▸ Problem statement
Scan the records for the string "Answer"; copy each line where it occurs.

▸ Given data
··········

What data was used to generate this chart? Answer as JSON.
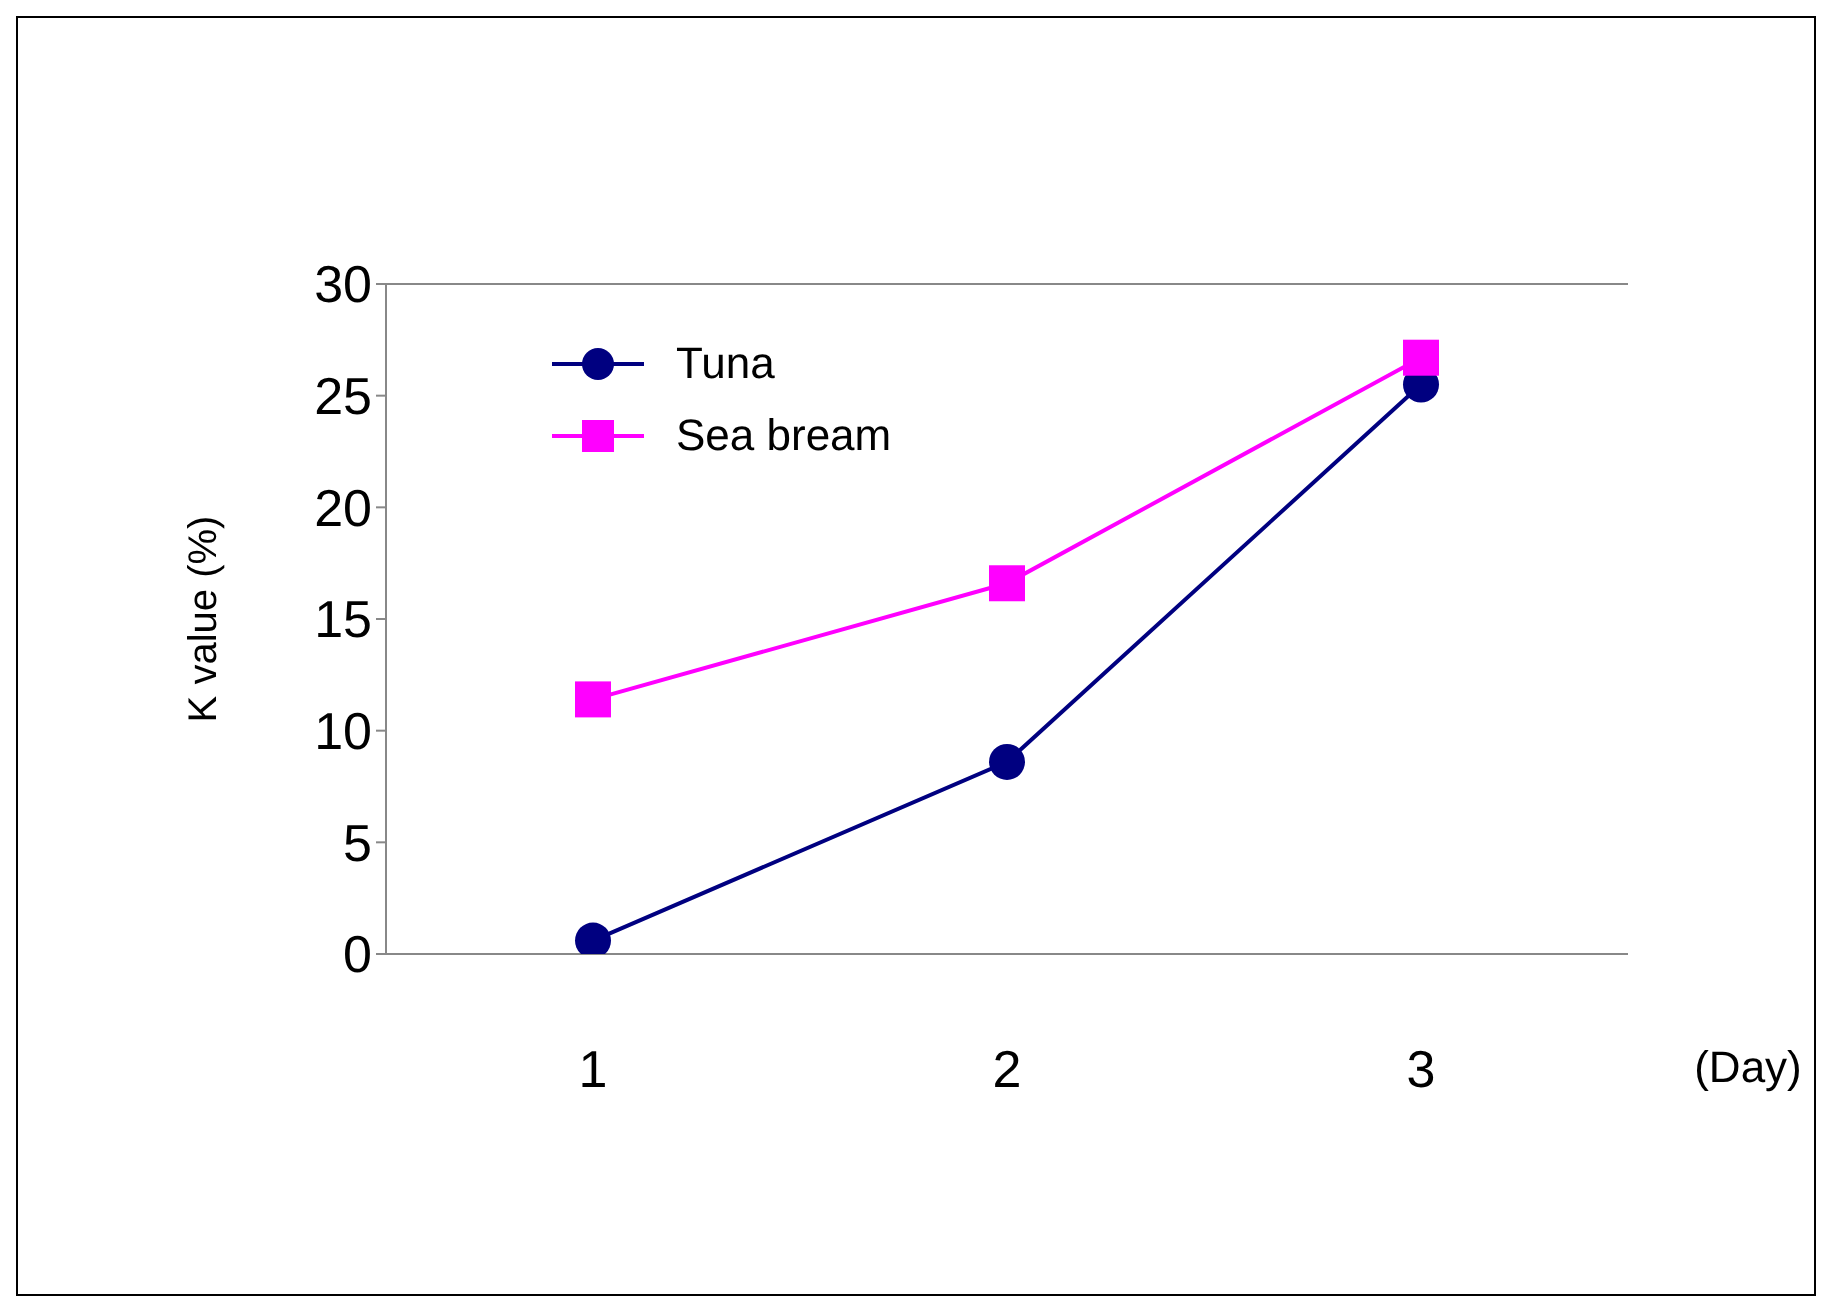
{
  "chart_data": {
    "type": "line",
    "xlabel": "(Day)",
    "ylabel": "K value (%)",
    "categories": [
      "1",
      "2",
      "3"
    ],
    "series": [
      {
        "name": "Tuna",
        "color": "#000080",
        "marker": "circle",
        "values": [
          0.6,
          8.6,
          25.5
        ]
      },
      {
        "name": "Sea bream",
        "color": "#ff00ff",
        "marker": "square",
        "values": [
          11.4,
          16.6,
          26.7
        ]
      }
    ],
    "ylim": [
      0,
      30
    ],
    "yticks": [
      0,
      5,
      10,
      15,
      20,
      25,
      30
    ],
    "legend": "top left"
  }
}
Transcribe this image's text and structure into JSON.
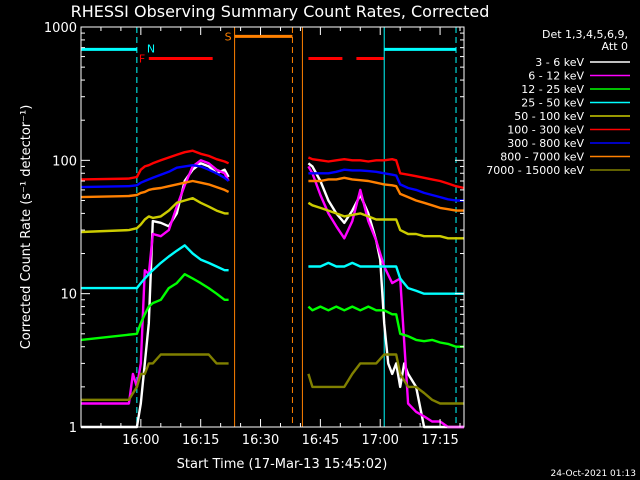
{
  "chart_data": {
    "type": "line",
    "title": "RHESSI Observing Summary Count Rates, Corrected",
    "xlabel": "Start Time (17-Mar-13 15:45:02)",
    "ylabel": "Corrected Count Rate (s⁻¹ detector⁻¹)",
    "yscale": "log",
    "xlim_min": [
      0,
      96
    ],
    "ylim": [
      1,
      1000
    ],
    "x_ticks": [
      {
        "min": 15,
        "label": "16:00"
      },
      {
        "min": 30,
        "label": "16:15"
      },
      {
        "min": 45,
        "label": "16:30"
      },
      {
        "min": 60,
        "label": "16:45"
      },
      {
        "min": 75,
        "label": "17:00"
      },
      {
        "min": 90,
        "label": "17:15"
      }
    ],
    "y_ticks": [
      {
        "value": 1,
        "label": "1"
      },
      {
        "value": 10,
        "label": "10"
      },
      {
        "value": 100,
        "label": "100"
      },
      {
        "value": 1000,
        "label": "1000"
      }
    ],
    "legend_header": [
      "Det 1,3,4,5,6,9,",
      "Att 0"
    ],
    "series": [
      {
        "name": "3 - 6 keV",
        "color": "#ffffff",
        "x": [
          0,
          14,
          15,
          16,
          17,
          18,
          20,
          22,
          24,
          26,
          28,
          30,
          32,
          34,
          36,
          37,
          38,
          56,
          57,
          58,
          60,
          62,
          64,
          66,
          68,
          70,
          72,
          74,
          75,
          76,
          77,
          78,
          79,
          80,
          81,
          82,
          84,
          86,
          88,
          90,
          92,
          94,
          96
        ],
        "y": [
          1,
          1,
          1.5,
          3,
          6,
          35,
          34,
          32,
          40,
          70,
          85,
          95,
          90,
          80,
          85,
          75,
          null,
          null,
          95,
          90,
          70,
          50,
          40,
          34,
          42,
          55,
          40,
          25,
          18,
          6,
          3,
          2.5,
          3,
          2,
          3,
          2.5,
          2,
          1,
          1,
          1,
          1,
          1,
          1
        ]
      },
      {
        "name": "6 - 12 keV",
        "color": "#ff00ff",
        "x": [
          0,
          12,
          13,
          14,
          15,
          16,
          17,
          18,
          20,
          22,
          24,
          26,
          28,
          30,
          32,
          34,
          36,
          37,
          38,
          56,
          57,
          58,
          60,
          62,
          64,
          66,
          68,
          70,
          72,
          74,
          76,
          78,
          80,
          82,
          84,
          86,
          88,
          90,
          92,
          94,
          96
        ],
        "y": [
          1.5,
          1.5,
          2.5,
          2,
          3,
          15,
          14,
          28,
          27,
          30,
          45,
          65,
          90,
          100,
          95,
          85,
          80,
          70,
          null,
          null,
          90,
          80,
          55,
          40,
          32,
          26,
          35,
          60,
          35,
          25,
          16,
          12,
          13,
          1.5,
          1.3,
          1.2,
          1.1,
          1.1,
          1,
          1,
          1
        ]
      },
      {
        "name": "12 - 25 keV",
        "color": "#00ff00",
        "x": [
          0,
          14,
          15,
          16,
          17,
          18,
          20,
          22,
          24,
          26,
          28,
          30,
          32,
          34,
          36,
          37,
          38,
          56,
          57,
          58,
          60,
          62,
          64,
          66,
          68,
          70,
          72,
          74,
          76,
          78,
          79,
          80,
          82,
          84,
          86,
          88,
          90,
          92,
          94,
          96
        ],
        "y": [
          4.5,
          5,
          6,
          7,
          8,
          8.5,
          9,
          11,
          12,
          14,
          13,
          12,
          11,
          10,
          9,
          9,
          null,
          null,
          8,
          7.5,
          8,
          7.5,
          8,
          7.5,
          8,
          7.5,
          8,
          7.5,
          7.5,
          7,
          7,
          5,
          4.8,
          4.5,
          4.4,
          4.5,
          4.3,
          4.2,
          4,
          4
        ]
      },
      {
        "name": "25 - 50 keV",
        "color": "#00ffff",
        "x": [
          0,
          14,
          15,
          16,
          17,
          18,
          20,
          22,
          24,
          26,
          28,
          30,
          32,
          34,
          36,
          37,
          38,
          56,
          57,
          58,
          60,
          62,
          64,
          66,
          68,
          70,
          72,
          74,
          76,
          78,
          79,
          80,
          82,
          84,
          86,
          88,
          90,
          92,
          94,
          96
        ],
        "y": [
          11,
          11,
          12,
          13,
          14,
          15,
          17,
          19,
          21,
          23,
          20,
          18,
          17,
          16,
          15,
          15,
          null,
          null,
          16,
          16,
          16,
          17,
          16,
          16,
          17,
          16,
          16,
          16,
          16,
          16,
          16,
          13,
          11,
          10.5,
          10,
          10,
          10,
          10,
          10,
          10
        ]
      },
      {
        "name": "50 - 100 keV",
        "color": "#cccc00",
        "x": [
          0,
          12,
          14,
          15,
          16,
          17,
          18,
          20,
          22,
          24,
          26,
          28,
          30,
          32,
          34,
          36,
          37,
          38,
          56,
          57,
          58,
          60,
          62,
          64,
          66,
          68,
          70,
          72,
          74,
          76,
          78,
          79,
          80,
          82,
          84,
          86,
          88,
          90,
          92,
          94,
          96
        ],
        "y": [
          29,
          30,
          31,
          33,
          36,
          38,
          37,
          38,
          42,
          48,
          50,
          52,
          48,
          45,
          42,
          40,
          40,
          null,
          null,
          48,
          46,
          44,
          42,
          40,
          38,
          39,
          40,
          38,
          36,
          36,
          36,
          36,
          30,
          28,
          28,
          27,
          27,
          27,
          26,
          26,
          26
        ]
      },
      {
        "name": "100 - 300 keV",
        "color": "#ff0000",
        "x": [
          0,
          12,
          14,
          15,
          16,
          17,
          18,
          20,
          22,
          24,
          26,
          28,
          30,
          32,
          34,
          36,
          37,
          38,
          56,
          57,
          58,
          60,
          62,
          64,
          66,
          68,
          70,
          72,
          74,
          76,
          78,
          79,
          80,
          82,
          84,
          86,
          88,
          90,
          92,
          94,
          96
        ],
        "y": [
          72,
          73,
          75,
          85,
          90,
          92,
          95,
          100,
          105,
          110,
          115,
          118,
          112,
          108,
          102,
          98,
          95,
          null,
          null,
          105,
          102,
          100,
          98,
          100,
          102,
          100,
          100,
          98,
          100,
          100,
          102,
          100,
          80,
          78,
          76,
          74,
          72,
          70,
          67,
          64,
          62
        ]
      },
      {
        "name": "300 - 800 keV",
        "color": "#0000ff",
        "x": [
          0,
          12,
          14,
          15,
          16,
          17,
          18,
          20,
          22,
          24,
          26,
          28,
          30,
          32,
          34,
          36,
          37,
          38,
          56,
          57,
          58,
          60,
          62,
          64,
          66,
          68,
          70,
          72,
          74,
          76,
          78,
          79,
          80,
          82,
          84,
          86,
          88,
          90,
          92,
          94,
          96
        ],
        "y": [
          63,
          64,
          65,
          68,
          70,
          72,
          74,
          78,
          82,
          88,
          90,
          92,
          90,
          85,
          80,
          74,
          70,
          null,
          null,
          80,
          80,
          80,
          80,
          82,
          85,
          84,
          84,
          83,
          82,
          80,
          78,
          77,
          66,
          62,
          60,
          57,
          55,
          53,
          51,
          50,
          50
        ]
      },
      {
        "name": "800 - 7000 keV",
        "color": "#ff8000",
        "x": [
          0,
          12,
          14,
          15,
          16,
          17,
          18,
          20,
          22,
          24,
          26,
          28,
          30,
          32,
          34,
          36,
          37,
          38,
          56,
          57,
          58,
          60,
          62,
          64,
          66,
          68,
          70,
          72,
          74,
          76,
          78,
          79,
          80,
          82,
          84,
          86,
          88,
          90,
          92,
          94,
          96
        ],
        "y": [
          53,
          54,
          55,
          57,
          58,
          60,
          61,
          62,
          64,
          66,
          68,
          70,
          68,
          66,
          63,
          60,
          58,
          null,
          null,
          70,
          70,
          70,
          72,
          72,
          74,
          72,
          71,
          70,
          68,
          66,
          65,
          64,
          56,
          53,
          50,
          48,
          46,
          44,
          43,
          42,
          42
        ]
      },
      {
        "name": "7000 - 15000 keV",
        "color": "#808000",
        "x": [
          0,
          12,
          14,
          15,
          16,
          17,
          18,
          20,
          22,
          24,
          26,
          28,
          30,
          32,
          34,
          36,
          37,
          38,
          56,
          57,
          58,
          60,
          62,
          64,
          66,
          68,
          70,
          72,
          74,
          76,
          78,
          79,
          80,
          82,
          84,
          86,
          88,
          90,
          92,
          94,
          96
        ],
        "y": [
          1.6,
          1.6,
          2,
          2.5,
          2.5,
          3,
          3,
          3.5,
          3.5,
          3.5,
          3.5,
          3.5,
          3.5,
          3.5,
          3,
          3,
          3,
          null,
          null,
          2.5,
          2,
          2,
          2,
          2,
          2,
          2.5,
          3,
          3,
          3,
          3.5,
          3.5,
          3.5,
          2.5,
          2,
          2,
          1.8,
          1.6,
          1.5,
          1.5,
          1.5,
          1.5
        ]
      }
    ],
    "events": [
      {
        "kind": "segment",
        "label": "",
        "color": "#00ffff",
        "x0": 0,
        "x1": 14,
        "y": 680,
        "dashed": false
      },
      {
        "kind": "segment",
        "label": "",
        "color": "#00ffff",
        "x0": 76,
        "x1": 94,
        "y": 680,
        "dashed": false
      },
      {
        "kind": "segment",
        "label": "S",
        "color": "#ff8000",
        "x0": 38.5,
        "x1": 53,
        "y": 850,
        "dashed": false
      },
      {
        "kind": "segment",
        "label": "F",
        "color": "#ff0000",
        "x0": 17,
        "x1": 33,
        "y": 580,
        "dashed": false
      },
      {
        "kind": "segment",
        "label": "",
        "color": "#ff0000",
        "x0": 57,
        "x1": 76,
        "y": 580,
        "dashed": true
      },
      {
        "kind": "marker",
        "label": "N",
        "color": "#00ffff",
        "x": 16.5,
        "y": 690
      }
    ],
    "vlines": [
      {
        "x": 0,
        "color": "#00ffff",
        "style": "solid"
      },
      {
        "x": 14,
        "color": "#00ffff",
        "style": "dashed"
      },
      {
        "x": 38.5,
        "color": "#ff8000",
        "style": "solid"
      },
      {
        "x": 53,
        "color": "#ff8000",
        "style": "dashed"
      },
      {
        "x": 55.5,
        "color": "#ff8000",
        "style": "solid"
      },
      {
        "x": 76,
        "color": "#00ffff",
        "style": "solid"
      },
      {
        "x": 94,
        "color": "#00ffff",
        "style": "dashed"
      }
    ]
  },
  "timestamp": "24-Oct-2021 01:13"
}
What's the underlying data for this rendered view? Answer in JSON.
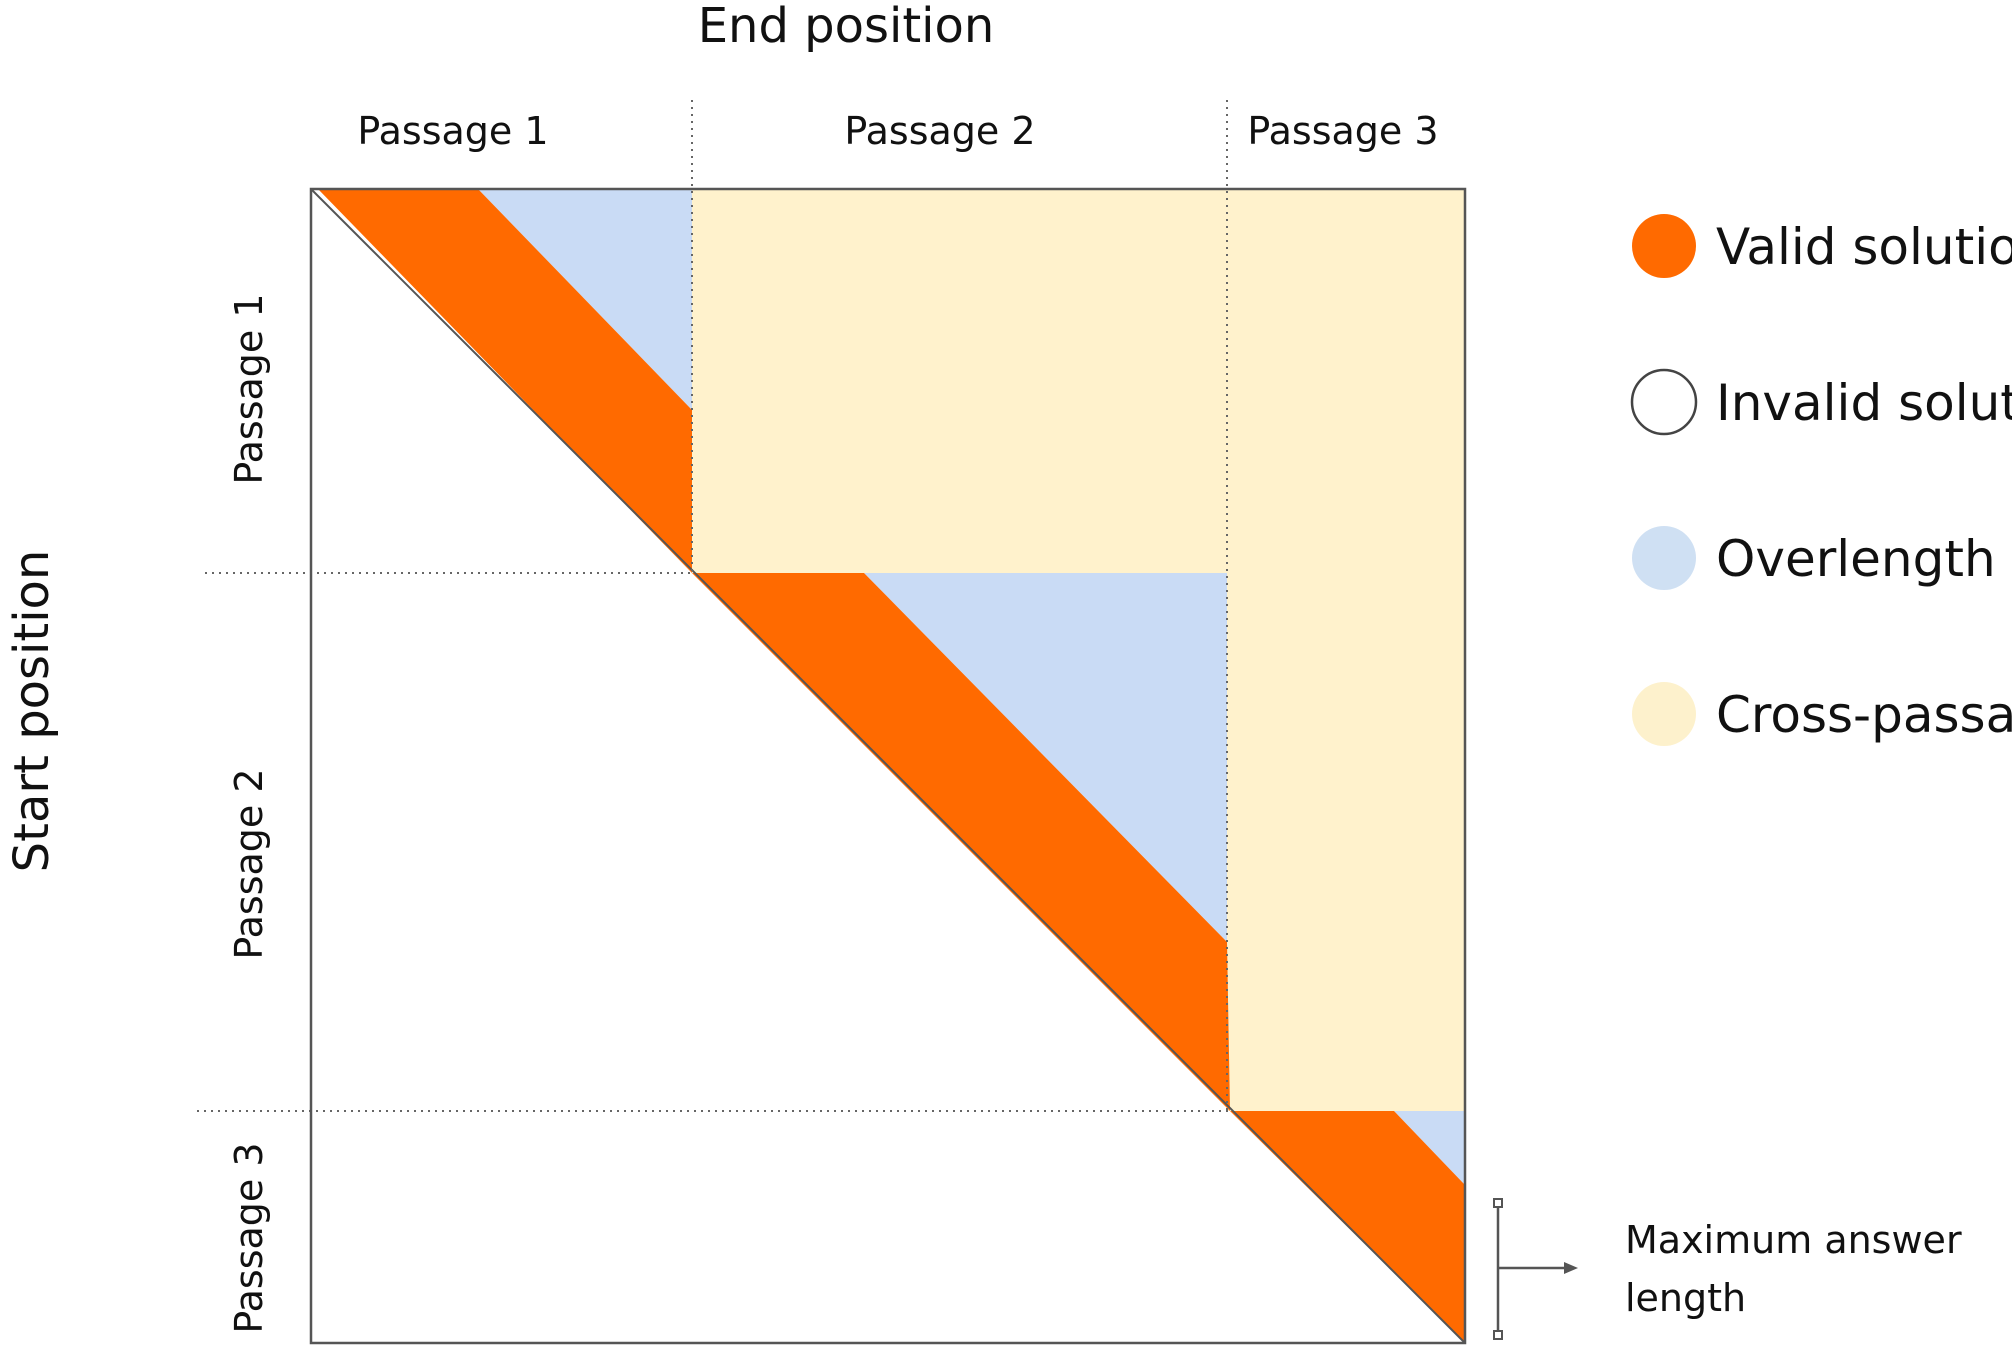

··········

▸ Result for this task
What data was used to generate this chart? Answer as JSON.
What's the underlying data for this rendered view? Answer in JSON.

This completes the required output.